Data extract —
^^^^

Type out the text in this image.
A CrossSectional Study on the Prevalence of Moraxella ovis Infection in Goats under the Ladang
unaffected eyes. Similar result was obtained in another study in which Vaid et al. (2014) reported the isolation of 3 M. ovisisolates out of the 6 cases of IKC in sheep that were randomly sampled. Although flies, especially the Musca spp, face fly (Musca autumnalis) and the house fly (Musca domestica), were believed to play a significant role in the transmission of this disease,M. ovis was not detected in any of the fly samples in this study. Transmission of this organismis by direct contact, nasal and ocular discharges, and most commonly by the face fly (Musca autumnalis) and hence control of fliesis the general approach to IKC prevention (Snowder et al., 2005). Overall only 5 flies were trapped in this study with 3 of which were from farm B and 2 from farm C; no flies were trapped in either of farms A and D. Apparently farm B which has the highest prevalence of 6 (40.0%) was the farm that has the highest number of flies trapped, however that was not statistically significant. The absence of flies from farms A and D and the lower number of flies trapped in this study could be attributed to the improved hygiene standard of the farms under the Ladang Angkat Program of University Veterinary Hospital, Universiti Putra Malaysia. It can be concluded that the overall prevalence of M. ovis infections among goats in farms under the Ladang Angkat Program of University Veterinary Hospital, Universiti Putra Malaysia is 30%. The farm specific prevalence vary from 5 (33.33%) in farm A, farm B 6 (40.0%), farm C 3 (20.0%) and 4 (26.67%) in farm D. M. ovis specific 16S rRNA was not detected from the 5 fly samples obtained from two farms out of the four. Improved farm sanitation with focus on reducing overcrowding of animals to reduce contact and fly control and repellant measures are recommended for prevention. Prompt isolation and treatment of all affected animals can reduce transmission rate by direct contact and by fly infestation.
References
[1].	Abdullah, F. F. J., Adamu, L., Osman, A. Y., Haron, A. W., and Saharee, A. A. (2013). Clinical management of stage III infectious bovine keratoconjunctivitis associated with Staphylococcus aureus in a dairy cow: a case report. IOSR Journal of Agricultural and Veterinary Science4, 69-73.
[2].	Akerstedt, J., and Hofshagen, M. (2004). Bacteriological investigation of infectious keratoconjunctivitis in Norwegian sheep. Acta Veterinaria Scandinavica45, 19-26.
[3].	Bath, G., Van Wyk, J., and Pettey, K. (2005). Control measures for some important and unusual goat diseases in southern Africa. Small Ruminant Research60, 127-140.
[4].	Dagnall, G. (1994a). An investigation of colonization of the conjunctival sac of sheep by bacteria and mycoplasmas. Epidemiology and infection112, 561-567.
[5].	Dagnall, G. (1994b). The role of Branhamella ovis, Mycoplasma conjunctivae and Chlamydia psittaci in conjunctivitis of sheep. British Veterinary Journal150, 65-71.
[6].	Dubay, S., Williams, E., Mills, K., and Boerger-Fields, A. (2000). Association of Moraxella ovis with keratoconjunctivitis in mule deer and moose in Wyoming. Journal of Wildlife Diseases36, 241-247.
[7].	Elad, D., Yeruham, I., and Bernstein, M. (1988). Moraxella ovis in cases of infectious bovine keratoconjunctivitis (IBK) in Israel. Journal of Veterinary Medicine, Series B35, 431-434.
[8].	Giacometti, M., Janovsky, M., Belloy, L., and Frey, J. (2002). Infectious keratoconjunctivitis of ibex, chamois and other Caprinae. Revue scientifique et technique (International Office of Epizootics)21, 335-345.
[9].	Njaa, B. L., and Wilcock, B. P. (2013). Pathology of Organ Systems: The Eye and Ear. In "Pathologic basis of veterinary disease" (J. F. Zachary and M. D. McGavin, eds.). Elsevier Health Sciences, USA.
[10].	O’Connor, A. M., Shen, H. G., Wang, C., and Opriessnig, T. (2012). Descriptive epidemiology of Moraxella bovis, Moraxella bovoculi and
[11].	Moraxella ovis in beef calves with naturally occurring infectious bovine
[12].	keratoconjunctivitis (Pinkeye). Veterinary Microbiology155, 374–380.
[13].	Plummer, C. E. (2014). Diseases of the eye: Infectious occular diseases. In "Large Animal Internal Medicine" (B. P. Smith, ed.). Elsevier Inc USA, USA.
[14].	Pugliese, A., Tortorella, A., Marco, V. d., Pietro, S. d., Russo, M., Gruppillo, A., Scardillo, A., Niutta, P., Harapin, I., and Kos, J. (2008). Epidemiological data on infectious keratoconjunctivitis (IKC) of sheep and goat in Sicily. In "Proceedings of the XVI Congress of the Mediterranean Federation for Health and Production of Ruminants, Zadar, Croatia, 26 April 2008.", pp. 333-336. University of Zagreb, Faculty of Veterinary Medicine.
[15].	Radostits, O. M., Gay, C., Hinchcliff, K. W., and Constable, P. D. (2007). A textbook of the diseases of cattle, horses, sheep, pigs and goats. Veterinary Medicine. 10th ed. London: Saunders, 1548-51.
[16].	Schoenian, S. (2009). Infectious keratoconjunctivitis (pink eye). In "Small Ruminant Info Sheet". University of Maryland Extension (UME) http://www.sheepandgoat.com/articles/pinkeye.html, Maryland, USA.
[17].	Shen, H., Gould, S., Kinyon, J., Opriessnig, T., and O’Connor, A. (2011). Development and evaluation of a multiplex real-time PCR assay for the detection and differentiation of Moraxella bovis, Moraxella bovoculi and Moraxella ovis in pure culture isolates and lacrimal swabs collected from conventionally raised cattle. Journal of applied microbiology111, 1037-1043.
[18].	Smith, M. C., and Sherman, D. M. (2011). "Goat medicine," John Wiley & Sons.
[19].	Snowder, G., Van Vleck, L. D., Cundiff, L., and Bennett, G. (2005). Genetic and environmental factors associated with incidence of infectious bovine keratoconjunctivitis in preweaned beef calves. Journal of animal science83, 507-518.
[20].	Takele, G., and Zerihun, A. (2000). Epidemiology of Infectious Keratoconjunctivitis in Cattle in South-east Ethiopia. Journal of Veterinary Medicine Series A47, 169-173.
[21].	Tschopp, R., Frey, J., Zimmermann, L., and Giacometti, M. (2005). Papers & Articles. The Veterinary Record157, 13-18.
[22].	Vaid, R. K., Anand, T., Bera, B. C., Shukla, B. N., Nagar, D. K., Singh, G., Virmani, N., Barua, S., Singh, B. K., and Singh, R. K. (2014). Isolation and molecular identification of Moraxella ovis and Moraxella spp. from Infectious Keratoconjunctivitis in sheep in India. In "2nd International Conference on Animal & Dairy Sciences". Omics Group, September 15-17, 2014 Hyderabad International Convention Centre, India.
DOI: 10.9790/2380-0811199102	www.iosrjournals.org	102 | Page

^^^^

What this task involves — Give an exact transcription of the data shown above.

Answer space —
Type out the text in this image.
A CrossSectional Study on the Prevalence of Moraxella ovis Infection in Goats under the Ladang
unaffected eyes. Similar result was obtained in another study in which Vaid et al. (2014) reported the isolation of 3 M. ovisisolates out of the 6 cases of IKC in sheep that were randomly sampled. Although flies, especially the Musca spp, face fly (Musca autumnalis) and the house fly (Musca domestica), were believed to play a significant role in the transmission of this disease,M. ovis was not detected in any of the fly samples in this study. Transmission of this organismis by direct contact, nasal and ocular discharges, and most commonly by the face fly (Musca autumnalis) and hence control of fliesis the general approach to IKC prevention (Snowder et al., 2005). Overall only 5 flies were trapped in this study with 3 of which were from farm B and 2 from farm C; no flies were trapped in either of farms A and D. Apparently farm B which has the highest prevalence of 6 (40.0%) was the farm that has the highest number of flies trapped, however that was not statistically significant. The absence of flies from farms A and D and the lower number of flies trapped in this study could be attributed to the improved hygiene standard of the farms under the Ladang Angkat Program of University Veterinary Hospital, Universiti Putra Malaysia. It can be concluded that the overall prevalence of M. ovis infections among goats in farms under the Ladang Angkat Program of University Veterinary Hospital, Universiti Putra Malaysia is 30%. The farm specific prevalence vary from 5 (33.33%) in farm A, farm B 6 (40.0%), farm C 3 (20.0%) and 4 (26.67%) in farm D. M. ovis specific 16S rRNA was not detected from the 5 fly samples obtained from two farms out of the four. Improved farm sanitation with focus on reducing overcrowding of animals to reduce contact and fly control and repellant measures are recommended for prevention. Prompt isolation and treatment of all affected animals can reduce transmission rate by direct contact and by fly infestation.
References
[1].	Abdullah, F. F. J., Adamu, L., Osman, A. Y., Haron, A. W., and Saharee, A. A. (2013). Clinical management of stage III infectious bovine keratoconjunctivitis associated with Staphylococcus aureus in a dairy cow: a case report. IOSR Journal of Agricultural and Veterinary Science4, 69-73.
[2].	Akerstedt, J., and Hofshagen, M. (2004). Bacteriological investigation of infectious keratoconjunctivitis in Norwegian sheep. Acta Veterinaria Scandinavica45, 19-26.
[3].	Bath, G., Van Wyk, J., and Pettey, K. (2005). Control measures for some important and unusual goat diseases in southern Africa. Small Ruminant Research60, 127-140.
[4].	Dagnall, G. (1994a). An investigation of colonization of the conjunctival sac of sheep by bacteria and mycoplasmas. Epidemiology and infection112, 561-567.
[5].	Dagnall, G. (1994b). The role of Branhamella ovis, Mycoplasma conjunctivae and Chlamydia psittaci in conjunctivitis of sheep. British Veterinary Journal150, 65-71.
[6].	Dubay, S., Williams, E., Mills, K., and Boerger-Fields, A. (2000). Association of Moraxella ovis with keratoconjunctivitis in mule deer and moose in Wyoming. Journal of Wildlife Diseases36, 241-247.
[7].	Elad, D., Yeruham, I., and Bernstein, M. (1988). Moraxella ovis in cases of infectious bovine keratoconjunctivitis (IBK) in Israel. Journal of Veterinary Medicine, Series B35, 431-434.
[8].	Giacometti, M., Janovsky, M., Belloy, L., and Frey, J. (2002). Infectious keratoconjunctivitis of ibex, chamois and other Caprinae. Revue scientifique et technique (International Office of Epizootics)21, 335-345.
[9].	Njaa, B. L., and Wilcock, B. P. (2013). Pathology of Organ Systems: The Eye and Ear. In "Pathologic basis of veterinary disease" (J. F. Zachary and M. D. McGavin, eds.). Elsevier Health Sciences, USA.
[10].	O’Connor, A. M., Shen, H. G., Wang, C., and Opriessnig, T. (2012). Descriptive epidemiology of Moraxella bovis, Moraxella bovoculi and
[11].	Moraxella ovis in beef calves with naturally occurring infectious bovine
[12].	keratoconjunctivitis (Pinkeye). Veterinary Microbiology155, 374–380.
[13].	Plummer, C. E. (2014). Diseases of the eye: Infectious occular diseases. In "Large Animal Internal Medicine" (B. P. Smith, ed.). Elsevier Inc USA, USA.
[14].	Pugliese, A., Tortorella, A., Marco, V. d., Pietro, S. d., Russo, M., Gruppillo, A., Scardillo, A., Niutta, P., Harapin, I., and Kos, J. (2008). Epidemiological data on infectious keratoconjunctivitis (IKC) of sheep and goat in Sicily. In "Proceedings of the XVI Congress of the Mediterranean Federation for Health and Production of Ruminants, Zadar, Croatia, 26 April 2008.", pp. 333-336. University of Zagreb, Faculty of Veterinary Medicine.
[15].	Radostits, O. M., Gay, C., Hinchcliff, K. W., and Constable, P. D. (2007). A textbook of the diseases of cattle, horses, sheep, pigs and goats. Veterinary Medicine. 10th ed. London: Saunders, 1548-51.
[16].	Schoenian, S. (2009). Infectious keratoconjunctivitis (pink eye). In "Small Ruminant Info Sheet". University of Maryland Extension (UME) http://www.sheepandgoat.com/articles/pinkeye.html, Maryland, USA.
[17].	Shen, H., Gould, S., Kinyon, J., Opriessnig, T., and O’Connor, A. (2011). Development and evaluation of a multiplex real-time PCR assay for the detection and differentiation of Moraxella bovis, Moraxella bovoculi and Moraxella ovis in pure culture isolates and lacrimal swabs collected from conventionally raised cattle. Journal of applied microbiology111, 1037-1043.
[18].	Smith, M. C., and Sherman, D. M. (2011). "Goat medicine," John Wiley & Sons.
[19].	Snowder, G., Van Vleck, L. D., Cundiff, L., and Bennett, G. (2005). Genetic and environmental factors associated with incidence of infectious bovine keratoconjunctivitis in preweaned beef calves. Journal of animal science83, 507-518.
[20].	Takele, G., and Zerihun, A. (2000). Epidemiology of Infectious Keratoconjunctivitis in Cattle in South-east Ethiopia. Journal of Veterinary Medicine Series A47, 169-173.
[21].	Tschopp, R., Frey, J., Zimmermann, L., and Giacometti, M. (2005). Papers & Articles. The Veterinary Record157, 13-18.
[22].	Vaid, R. K., Anand, T., Bera, B. C., Shukla, B. N., Nagar, D. K., Singh, G., Virmani, N., Barua, S., Singh, B. K., and Singh, R. K. (2014). Isolation and molecular identification of Moraxella ovis and Moraxella spp. from Infectious Keratoconjunctivitis in sheep in India. In "2nd International Conference on Animal & Dairy Sciences". Omics Group, September 15-17, 2014 Hyderabad International Convention Centre, India.
DOI: 10.9790/2380-0811199102	www.iosrjournals.org	102 | Page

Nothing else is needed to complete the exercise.